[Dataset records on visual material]
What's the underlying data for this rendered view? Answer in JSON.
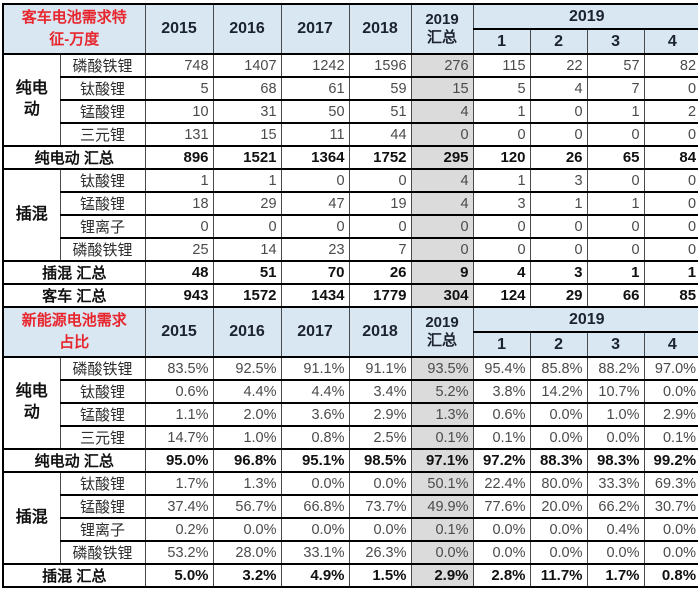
{
  "chart_data": {
    "type": "table",
    "header": {
      "years": [
        "2015",
        "2016",
        "2017",
        "2018"
      ],
      "total_label": "2019\n汇总",
      "group_label": "2019",
      "quarters": [
        "1",
        "2",
        "3",
        "4"
      ]
    },
    "sections": [
      {
        "title": "客车电池需求特\n征-万度",
        "rows": [
          {
            "kind": "data",
            "group": "纯电\n动",
            "group_span": 4,
            "label": "磷酸铁锂",
            "values": [
              "748",
              "1407",
              "1242",
              "1596",
              "276",
              "115",
              "22",
              "57",
              "82"
            ]
          },
          {
            "kind": "data",
            "label": "钛酸锂",
            "values": [
              "5",
              "68",
              "61",
              "59",
              "15",
              "5",
              "4",
              "7",
              "0"
            ]
          },
          {
            "kind": "data",
            "label": "锰酸锂",
            "values": [
              "10",
              "31",
              "50",
              "51",
              "4",
              "1",
              "0",
              "1",
              "2"
            ]
          },
          {
            "kind": "data",
            "label": "三元锂",
            "values": [
              "131",
              "15",
              "11",
              "44",
              "0",
              "0",
              "0",
              "0",
              "0"
            ]
          },
          {
            "kind": "summary",
            "label": "纯电动 汇总",
            "values": [
              "896",
              "1521",
              "1364",
              "1752",
              "295",
              "120",
              "26",
              "65",
              "84"
            ]
          },
          {
            "kind": "data",
            "group": "插混",
            "group_span": 4,
            "label": "钛酸锂",
            "values": [
              "1",
              "1",
              "0",
              "0",
              "4",
              "1",
              "3",
              "0",
              "0"
            ]
          },
          {
            "kind": "data",
            "label": "锰酸锂",
            "values": [
              "18",
              "29",
              "47",
              "19",
              "4",
              "3",
              "1",
              "1",
              "0"
            ]
          },
          {
            "kind": "data",
            "label": "锂离子",
            "values": [
              "0",
              "0",
              "0",
              "0",
              "0",
              "0",
              "0",
              "0",
              "0"
            ]
          },
          {
            "kind": "data",
            "label": "磷酸铁锂",
            "values": [
              "25",
              "14",
              "23",
              "7",
              "0",
              "0",
              "0",
              "0",
              "0"
            ]
          },
          {
            "kind": "summary",
            "label": "插混 汇总",
            "values": [
              "48",
              "51",
              "70",
              "26",
              "9",
              "4",
              "3",
              "1",
              "1"
            ]
          },
          {
            "kind": "summary",
            "label": "客车 汇总",
            "values": [
              "943",
              "1572",
              "1434",
              "1779",
              "304",
              "124",
              "29",
              "66",
              "85"
            ]
          }
        ]
      },
      {
        "title": "新能源电池需求\n占比",
        "rows": [
          {
            "kind": "data",
            "group": "纯电\n动",
            "group_span": 4,
            "label": "磷酸铁锂",
            "values": [
              "83.5%",
              "92.5%",
              "91.1%",
              "91.1%",
              "93.5%",
              "95.4%",
              "85.8%",
              "88.2%",
              "97.0%"
            ]
          },
          {
            "kind": "data",
            "label": "钛酸锂",
            "values": [
              "0.6%",
              "4.4%",
              "4.4%",
              "3.4%",
              "5.2%",
              "3.8%",
              "14.2%",
              "10.7%",
              "0.0%"
            ]
          },
          {
            "kind": "data",
            "label": "锰酸锂",
            "values": [
              "1.1%",
              "2.0%",
              "3.6%",
              "2.9%",
              "1.3%",
              "0.6%",
              "0.0%",
              "1.0%",
              "2.9%"
            ]
          },
          {
            "kind": "data",
            "label": "三元锂",
            "values": [
              "14.7%",
              "1.0%",
              "0.8%",
              "2.5%",
              "0.1%",
              "0.1%",
              "0.0%",
              "0.0%",
              "0.1%"
            ]
          },
          {
            "kind": "summary",
            "label": "纯电动 汇总",
            "values": [
              "95.0%",
              "96.8%",
              "95.1%",
              "98.5%",
              "97.1%",
              "97.2%",
              "88.3%",
              "98.3%",
              "99.2%"
            ]
          },
          {
            "kind": "data",
            "group": "插混",
            "group_span": 4,
            "label": "钛酸锂",
            "values": [
              "1.7%",
              "1.3%",
              "0.0%",
              "0.0%",
              "50.1%",
              "22.4%",
              "80.0%",
              "33.3%",
              "69.3%"
            ]
          },
          {
            "kind": "data",
            "label": "锰酸锂",
            "values": [
              "37.4%",
              "56.7%",
              "66.8%",
              "73.7%",
              "49.9%",
              "77.6%",
              "20.0%",
              "66.2%",
              "30.7%"
            ]
          },
          {
            "kind": "data",
            "label": "锂离子",
            "values": [
              "0.2%",
              "0.0%",
              "0.0%",
              "0.0%",
              "0.1%",
              "0.0%",
              "0.0%",
              "0.4%",
              "0.0%"
            ]
          },
          {
            "kind": "data",
            "label": "磷酸铁锂",
            "values": [
              "53.2%",
              "28.0%",
              "33.1%",
              "26.3%",
              "0.0%",
              "0.0%",
              "0.0%",
              "0.0%",
              "0.0%"
            ]
          },
          {
            "kind": "summary",
            "label": "插混 汇总",
            "values": [
              "5.0%",
              "3.2%",
              "4.9%",
              "1.5%",
              "2.9%",
              "2.8%",
              "11.7%",
              "1.7%",
              "0.8%"
            ]
          }
        ]
      }
    ],
    "colors": {
      "header_blue": "#d9e7f3",
      "total_column_gray": "#dbdbdb",
      "title_red": "#e8262d"
    }
  }
}
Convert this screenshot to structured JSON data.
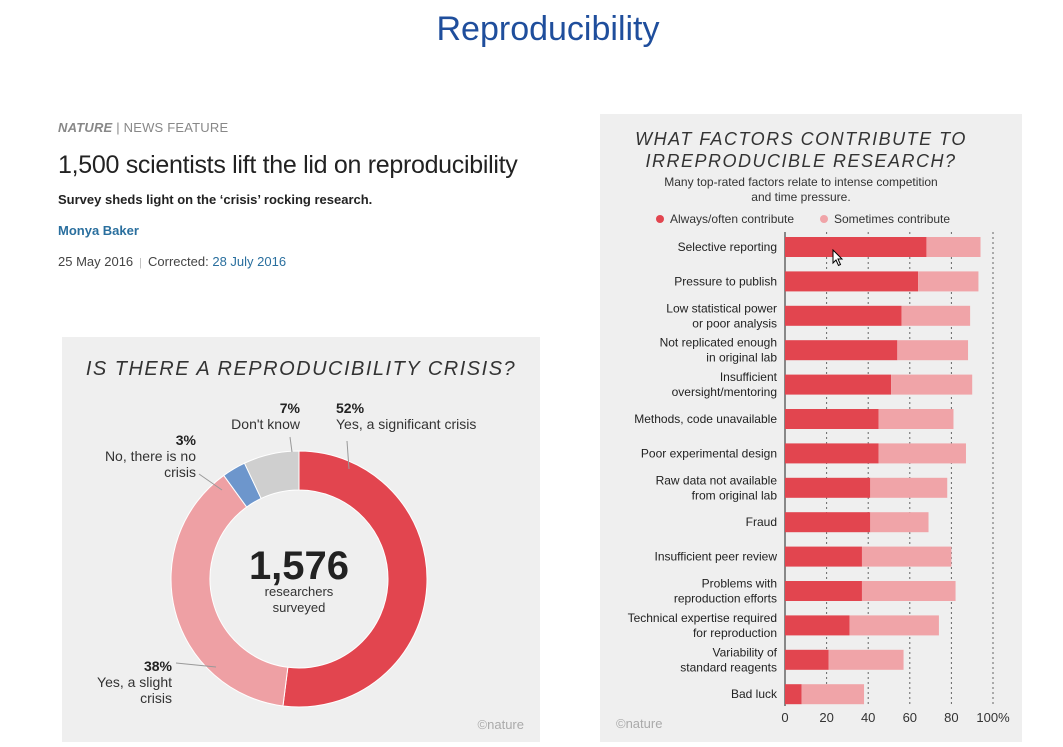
{
  "slide": {
    "title": "Reproducibility"
  },
  "article": {
    "publication": "NATURE",
    "separator": "|",
    "section": "NEWS FEATURE",
    "headline": "1,500 scientists lift the lid on reproducibility",
    "standfirst": "Survey sheds light on the ‘crisis’ rocking research.",
    "author": "Monya Baker",
    "date": "25 May 2016",
    "corrected_label": "Corrected:",
    "corrected_date": "28 July 2016"
  },
  "chart_data": [
    {
      "type": "pie",
      "title": "IS THERE A REPRODUCIBILITY CRISIS?",
      "center_value": "1,576",
      "center_label_line1": "researchers",
      "center_label_line2": "surveyed",
      "watermark": "©nature",
      "slices": [
        {
          "pct": "52%",
          "value": 52,
          "label_lines": [
            "Yes, a significant crisis"
          ],
          "color": "#e2454f"
        },
        {
          "pct": "38%",
          "value": 38,
          "label_lines": [
            "Yes, a slight",
            "crisis"
          ],
          "color": "#eea0a4"
        },
        {
          "pct": "3%",
          "value": 3,
          "label_lines": [
            "No, there is no",
            "crisis"
          ],
          "color": "#6d96cc"
        },
        {
          "pct": "7%",
          "value": 7,
          "label_lines": [
            "Don't know"
          ],
          "color": "#cfcfcf"
        }
      ]
    },
    {
      "type": "bar",
      "orientation": "horizontal",
      "stacked": true,
      "title_line1": "WHAT FACTORS CONTRIBUTE TO",
      "title_line2": "IRREPRODUCIBLE RESEARCH?",
      "subtitle_line1": "Many top-rated factors relate to intense competition",
      "subtitle_line2": "and time pressure.",
      "watermark": "©nature",
      "legend_position": "top",
      "xlim": [
        0,
        100
      ],
      "xticks": [
        "0",
        "20",
        "40",
        "60",
        "80",
        "100%"
      ],
      "series": [
        {
          "name": "Always/often contribute",
          "color": "#e2454f"
        },
        {
          "name": "Sometimes contribute",
          "color": "#f0a4a8"
        }
      ],
      "categories": [
        {
          "lines": [
            "Selective reporting"
          ],
          "always": 68,
          "sometimes": 26
        },
        {
          "lines": [
            "Pressure to publish"
          ],
          "always": 64,
          "sometimes": 29
        },
        {
          "lines": [
            "Low statistical power",
            "or poor analysis"
          ],
          "always": 56,
          "sometimes": 33
        },
        {
          "lines": [
            "Not replicated enough",
            "in original lab"
          ],
          "always": 54,
          "sometimes": 34
        },
        {
          "lines": [
            "Insufficient",
            "oversight/mentoring"
          ],
          "always": 51,
          "sometimes": 39
        },
        {
          "lines": [
            "Methods, code unavailable"
          ],
          "always": 45,
          "sometimes": 36
        },
        {
          "lines": [
            "Poor experimental design"
          ],
          "always": 45,
          "sometimes": 42
        },
        {
          "lines": [
            "Raw data not available",
            "from original lab"
          ],
          "always": 41,
          "sometimes": 37
        },
        {
          "lines": [
            "Fraud"
          ],
          "always": 41,
          "sometimes": 28
        },
        {
          "lines": [
            "Insufficient peer review"
          ],
          "always": 37,
          "sometimes": 43
        },
        {
          "lines": [
            "Problems with",
            "reproduction efforts"
          ],
          "always": 37,
          "sometimes": 45
        },
        {
          "lines": [
            "Technical expertise required",
            "for reproduction"
          ],
          "always": 31,
          "sometimes": 43
        },
        {
          "lines": [
            "Variability of",
            "standard reagents"
          ],
          "always": 21,
          "sometimes": 36
        },
        {
          "lines": [
            "Bad luck"
          ],
          "always": 8,
          "sometimes": 30
        }
      ]
    }
  ]
}
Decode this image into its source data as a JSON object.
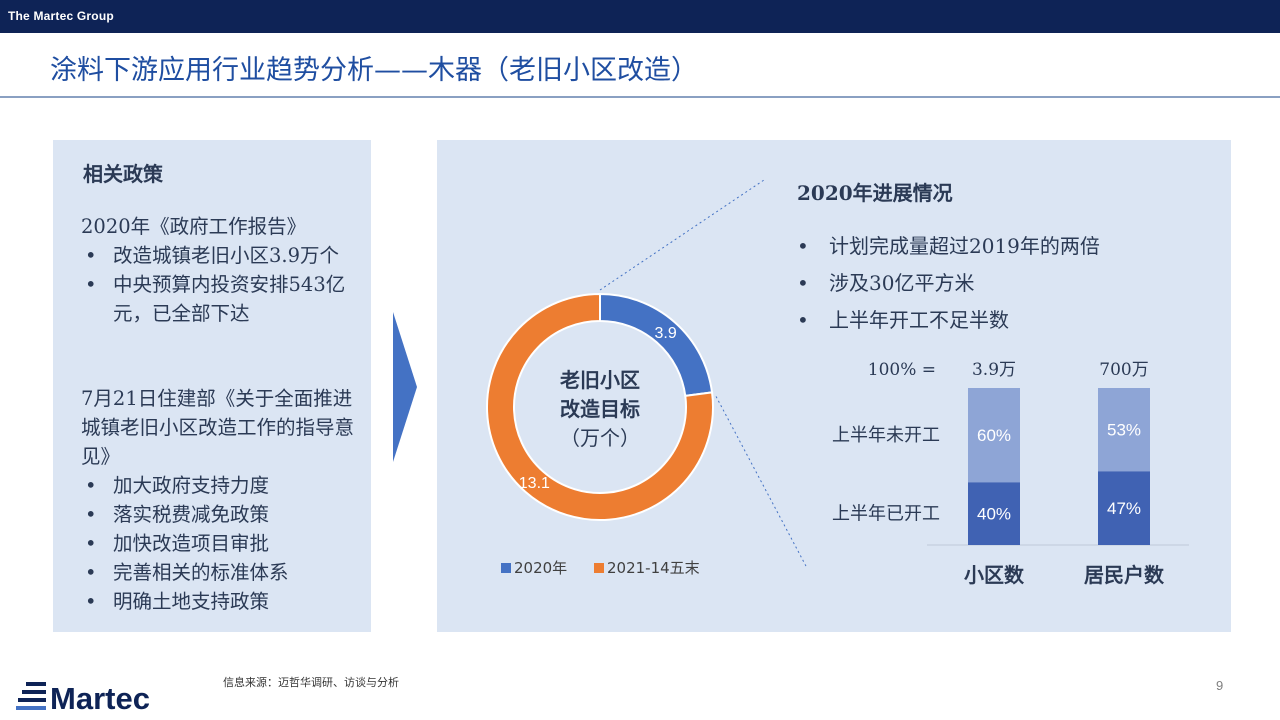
{
  "header": {
    "brand": "The Martec Group"
  },
  "page": {
    "title": "涂料下游应用行业趋势分析——木器（老旧小区改造）",
    "source": "信息来源：迈哲华调研、访谈与分析",
    "page_number": "9",
    "logo_text": "Martec"
  },
  "policy": {
    "heading": "相关政策",
    "block1_title": "2020年《政府工作报告》",
    "block1_items": [
      "改造城镇老旧小区3.9万个",
      "中央预算内投资安排543亿元，已全部下达"
    ],
    "block2_title": "7月21日住建部《关于全面推进城镇老旧小区改造工作的指导意见》",
    "block2_items": [
      "加大政府支持力度",
      "落实税费减免政策",
      "加快改造项目审批",
      "完善相关的标准体系",
      "明确土地支持政策"
    ]
  },
  "progress": {
    "title": "2020年进展情况",
    "items": [
      "计划完成量超过2019年的两倍",
      "涉及30亿平方米",
      "上半年开工不足半数"
    ]
  },
  "colors": {
    "accent": "#1f4ea1",
    "navy": "#0e2356",
    "donut_2020": "#4472c4",
    "donut_future": "#ed7d31",
    "bar_started": "#4062b3",
    "bar_not_started": "#8ea5d6",
    "panel": "#dbe5f3"
  },
  "chart_data": [
    {
      "type": "pie",
      "variant": "donut",
      "center_label": [
        "老旧小区",
        "改造目标",
        "（万个）"
      ],
      "slices": [
        {
          "label": "2020年",
          "value": 3.9,
          "value_label": "3.9"
        },
        {
          "label": "2021-14五末",
          "value": 13.1,
          "value_label": "13.1"
        }
      ],
      "legend": {
        "position": "bottom",
        "entries": [
          "2020年",
          "2021-14五末"
        ]
      }
    },
    {
      "type": "bar",
      "stacked": true,
      "normalized": true,
      "total_prefix": "100% =",
      "categories": [
        "小区数",
        "居民户数"
      ],
      "totals": [
        "3.9万",
        "700万"
      ],
      "series": [
        {
          "name": "上半年已开工",
          "values": [
            40,
            47
          ],
          "labels": [
            "40%",
            "47%"
          ]
        },
        {
          "name": "上半年未开工",
          "values": [
            60,
            53
          ],
          "labels": [
            "60%",
            "53%"
          ]
        }
      ],
      "ylim": [
        0,
        100
      ]
    }
  ]
}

**Set task**
Go through the records above, find every line with the word "JSON", and list those lines.

**Response to this task**
What's the underlying data for this rendered view? Answer in JSON.
Convert this screenshot to structured JSON data.
Decode this image into its source data as a JSON object.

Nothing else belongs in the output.